Rewrite the records starting at the line that contains "x-tick-label: 50.0 xyxy=(245,458,276,475)" and ending at the line that contains "callout-leader-lines xyxy=(713,91,1040,367)", replacing "callout-title" with "callout-heading" and leaving everything else unchanged. Give only those lines.
★ ★ ★
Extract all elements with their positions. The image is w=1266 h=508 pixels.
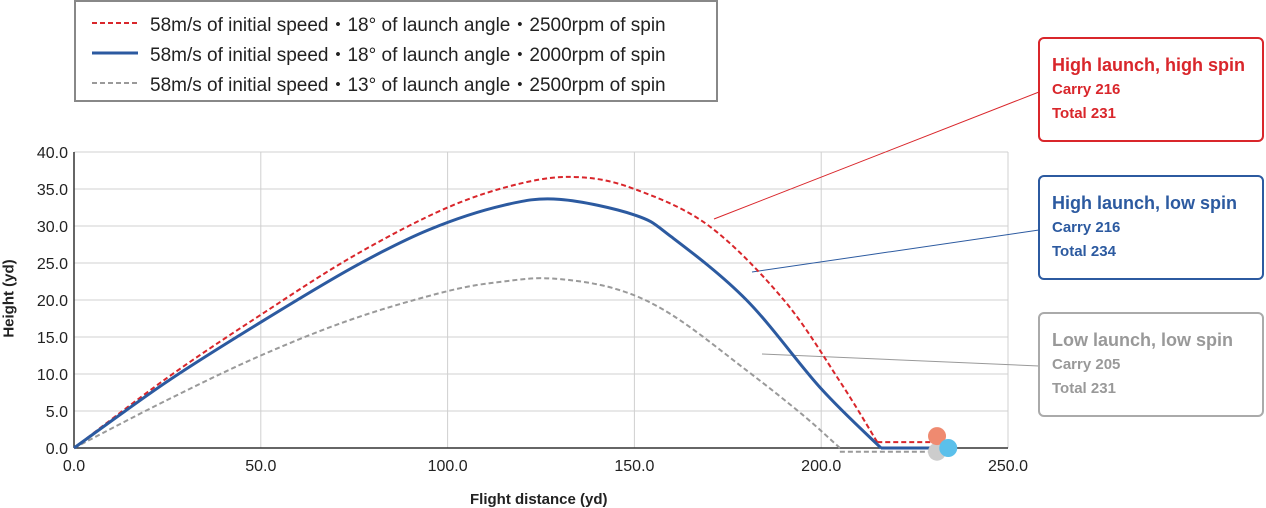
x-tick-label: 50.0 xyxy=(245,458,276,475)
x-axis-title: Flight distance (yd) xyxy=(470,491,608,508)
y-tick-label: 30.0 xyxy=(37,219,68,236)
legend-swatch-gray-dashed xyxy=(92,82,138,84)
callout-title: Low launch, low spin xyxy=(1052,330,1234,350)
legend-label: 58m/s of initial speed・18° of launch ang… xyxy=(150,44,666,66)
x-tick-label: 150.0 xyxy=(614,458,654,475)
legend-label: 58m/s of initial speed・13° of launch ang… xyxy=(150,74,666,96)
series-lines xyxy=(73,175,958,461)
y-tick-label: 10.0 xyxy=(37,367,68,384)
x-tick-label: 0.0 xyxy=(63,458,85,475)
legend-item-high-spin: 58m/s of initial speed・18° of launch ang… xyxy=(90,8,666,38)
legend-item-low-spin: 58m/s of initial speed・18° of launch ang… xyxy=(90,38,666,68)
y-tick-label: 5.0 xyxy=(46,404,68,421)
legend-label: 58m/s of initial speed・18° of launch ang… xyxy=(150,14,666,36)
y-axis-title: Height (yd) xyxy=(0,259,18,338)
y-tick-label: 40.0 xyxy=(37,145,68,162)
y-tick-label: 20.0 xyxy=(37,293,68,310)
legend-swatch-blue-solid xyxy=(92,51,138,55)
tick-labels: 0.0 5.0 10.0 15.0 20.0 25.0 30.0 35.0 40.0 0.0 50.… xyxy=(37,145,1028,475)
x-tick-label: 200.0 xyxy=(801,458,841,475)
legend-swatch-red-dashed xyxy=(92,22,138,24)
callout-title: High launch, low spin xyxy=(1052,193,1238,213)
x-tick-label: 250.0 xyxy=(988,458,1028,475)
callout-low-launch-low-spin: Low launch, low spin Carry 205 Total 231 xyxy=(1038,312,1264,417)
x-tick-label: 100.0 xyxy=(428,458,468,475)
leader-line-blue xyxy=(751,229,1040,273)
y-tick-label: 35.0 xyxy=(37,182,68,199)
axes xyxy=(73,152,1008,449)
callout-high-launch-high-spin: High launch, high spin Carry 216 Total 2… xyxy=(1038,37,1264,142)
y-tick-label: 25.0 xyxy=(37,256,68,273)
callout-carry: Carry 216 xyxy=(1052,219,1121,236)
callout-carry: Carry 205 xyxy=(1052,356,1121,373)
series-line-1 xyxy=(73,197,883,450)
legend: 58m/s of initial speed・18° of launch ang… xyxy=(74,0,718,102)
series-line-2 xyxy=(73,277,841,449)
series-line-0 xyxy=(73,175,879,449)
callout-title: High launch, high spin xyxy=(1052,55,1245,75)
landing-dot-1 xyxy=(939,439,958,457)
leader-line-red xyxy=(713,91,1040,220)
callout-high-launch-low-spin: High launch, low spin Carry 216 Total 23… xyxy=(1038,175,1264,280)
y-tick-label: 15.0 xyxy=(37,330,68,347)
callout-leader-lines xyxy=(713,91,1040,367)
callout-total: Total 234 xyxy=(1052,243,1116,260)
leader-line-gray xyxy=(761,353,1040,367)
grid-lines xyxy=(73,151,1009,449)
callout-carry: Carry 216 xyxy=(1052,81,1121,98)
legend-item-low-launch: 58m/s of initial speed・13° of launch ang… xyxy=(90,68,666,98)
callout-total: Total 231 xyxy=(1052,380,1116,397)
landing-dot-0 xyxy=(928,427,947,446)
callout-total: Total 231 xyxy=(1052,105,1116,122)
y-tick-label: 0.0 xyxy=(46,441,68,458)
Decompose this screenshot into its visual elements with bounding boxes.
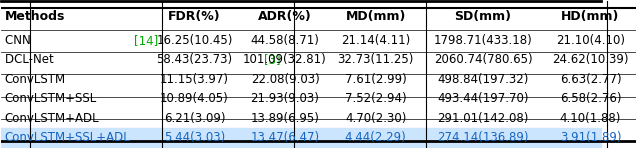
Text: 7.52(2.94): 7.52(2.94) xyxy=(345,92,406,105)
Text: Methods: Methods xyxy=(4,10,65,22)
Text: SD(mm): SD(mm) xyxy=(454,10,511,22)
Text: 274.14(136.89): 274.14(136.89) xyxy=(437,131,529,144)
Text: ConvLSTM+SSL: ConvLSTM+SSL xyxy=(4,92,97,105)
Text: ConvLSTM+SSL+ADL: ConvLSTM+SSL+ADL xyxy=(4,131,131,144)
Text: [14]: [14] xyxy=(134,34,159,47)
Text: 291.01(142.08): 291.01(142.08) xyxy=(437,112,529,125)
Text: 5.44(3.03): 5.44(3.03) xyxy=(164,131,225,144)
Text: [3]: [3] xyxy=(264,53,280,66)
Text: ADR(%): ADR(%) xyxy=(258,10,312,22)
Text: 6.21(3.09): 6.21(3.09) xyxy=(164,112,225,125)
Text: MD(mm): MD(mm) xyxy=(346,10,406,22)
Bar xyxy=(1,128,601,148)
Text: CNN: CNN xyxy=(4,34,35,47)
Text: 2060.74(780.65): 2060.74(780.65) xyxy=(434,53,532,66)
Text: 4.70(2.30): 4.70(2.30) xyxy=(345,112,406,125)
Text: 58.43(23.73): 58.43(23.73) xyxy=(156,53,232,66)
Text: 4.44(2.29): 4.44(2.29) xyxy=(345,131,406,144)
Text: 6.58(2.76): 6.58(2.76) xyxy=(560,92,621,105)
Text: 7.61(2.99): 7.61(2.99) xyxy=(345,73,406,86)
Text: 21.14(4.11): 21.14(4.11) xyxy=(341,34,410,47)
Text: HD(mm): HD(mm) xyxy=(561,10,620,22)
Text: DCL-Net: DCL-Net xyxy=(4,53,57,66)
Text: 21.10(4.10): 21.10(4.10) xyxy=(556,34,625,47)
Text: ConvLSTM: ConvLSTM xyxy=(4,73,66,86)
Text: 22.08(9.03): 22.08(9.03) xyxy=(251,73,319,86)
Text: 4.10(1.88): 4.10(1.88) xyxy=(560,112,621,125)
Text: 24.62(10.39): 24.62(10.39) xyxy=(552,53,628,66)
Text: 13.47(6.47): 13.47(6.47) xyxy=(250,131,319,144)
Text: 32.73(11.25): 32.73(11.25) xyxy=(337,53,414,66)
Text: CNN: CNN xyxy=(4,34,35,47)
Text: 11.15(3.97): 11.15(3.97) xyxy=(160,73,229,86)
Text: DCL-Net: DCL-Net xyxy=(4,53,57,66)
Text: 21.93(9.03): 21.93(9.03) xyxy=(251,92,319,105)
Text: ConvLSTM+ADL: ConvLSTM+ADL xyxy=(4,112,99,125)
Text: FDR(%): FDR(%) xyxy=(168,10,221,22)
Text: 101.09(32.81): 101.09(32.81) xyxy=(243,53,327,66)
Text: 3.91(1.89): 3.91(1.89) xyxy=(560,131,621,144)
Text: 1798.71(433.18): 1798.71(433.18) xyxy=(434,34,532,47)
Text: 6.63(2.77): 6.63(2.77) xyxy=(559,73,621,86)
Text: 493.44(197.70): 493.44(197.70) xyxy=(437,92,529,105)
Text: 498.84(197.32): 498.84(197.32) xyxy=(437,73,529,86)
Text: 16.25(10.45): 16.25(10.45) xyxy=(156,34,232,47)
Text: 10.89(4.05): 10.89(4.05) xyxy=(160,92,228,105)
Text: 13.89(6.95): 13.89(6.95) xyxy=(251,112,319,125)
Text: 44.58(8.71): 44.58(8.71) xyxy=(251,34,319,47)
★ ★ ★
- [Finished task]:
x-tick-label: 50.0 xyxy=(245,458,276,475)
x-axis-title: Flight distance (yd) xyxy=(470,491,608,508)
y-tick-label: 30.0 xyxy=(37,219,68,236)
legend-swatch-gray-dashed xyxy=(92,82,138,84)
callout-heading: Low launch, low spin xyxy=(1052,330,1234,350)
legend-label: 58m/s of initial speed・18° of launch ang… xyxy=(150,44,666,66)
x-tick-label: 150.0 xyxy=(614,458,654,475)
legend-label: 58m/s of initial speed・13° of launch ang… xyxy=(150,74,666,96)
series-lines xyxy=(73,175,958,461)
y-tick-label: 10.0 xyxy=(37,367,68,384)
x-tick-label: 0.0 xyxy=(63,458,85,475)
legend-item-high-spin: 58m/s of initial speed・18° of launch ang… xyxy=(90,8,666,38)
legend-item-low-spin: 58m/s of initial speed・18° of launch ang… xyxy=(90,38,666,68)
y-tick-label: 5.0 xyxy=(46,404,68,421)
legend-label: 58m/s of initial speed・18° of launch ang… xyxy=(150,14,666,36)
y-axis-title: Height (yd) xyxy=(0,259,18,338)
y-tick-label: 40.0 xyxy=(37,145,68,162)
y-tick-label: 20.0 xyxy=(37,293,68,310)
legend-swatch-blue-solid xyxy=(92,51,138,55)
tick-labels: 0.0 5.0 10.0 15.0 20.0 25.0 30.0 35.0 40.0 0.0 50.… xyxy=(37,145,1028,475)
x-tick-label: 200.0 xyxy=(801,458,841,475)
legend-swatch-red-dashed xyxy=(92,22,138,24)
callout-heading: High launch, low spin xyxy=(1052,193,1238,213)
x-tick-label: 250.0 xyxy=(988,458,1028,475)
callout-low-launch-low-spin: Low launch, low spin Carry 205 Total 231 xyxy=(1038,312,1264,417)
x-tick-label: 100.0 xyxy=(428,458,468,475)
leader-line-blue xyxy=(751,229,1040,273)
y-tick-label: 35.0 xyxy=(37,182,68,199)
axes xyxy=(73,152,1008,449)
callout-high-launch-high-spin: High launch, high spin Carry 216 Total 2… xyxy=(1038,37,1264,142)
y-tick-label: 25.0 xyxy=(37,256,68,273)
callout-carry: Carry 216 xyxy=(1052,219,1121,236)
callout-carry: Carry 205 xyxy=(1052,356,1121,373)
series-line-1 xyxy=(73,197,883,450)
legend: 58m/s of initial speed・18° of launch ang… xyxy=(74,0,718,102)
series-line-2 xyxy=(73,277,841,449)
series-line-0 xyxy=(73,175,879,449)
callout-heading: High launch, high spin xyxy=(1052,55,1245,75)
landing-dot-1 xyxy=(939,439,958,457)
leader-line-red xyxy=(713,91,1040,220)
callout-high-launch-low-spin: High launch, low spin Carry 216 Total 23… xyxy=(1038,175,1264,280)
y-tick-label: 15.0 xyxy=(37,330,68,347)
callout-leader-lines xyxy=(713,91,1040,367)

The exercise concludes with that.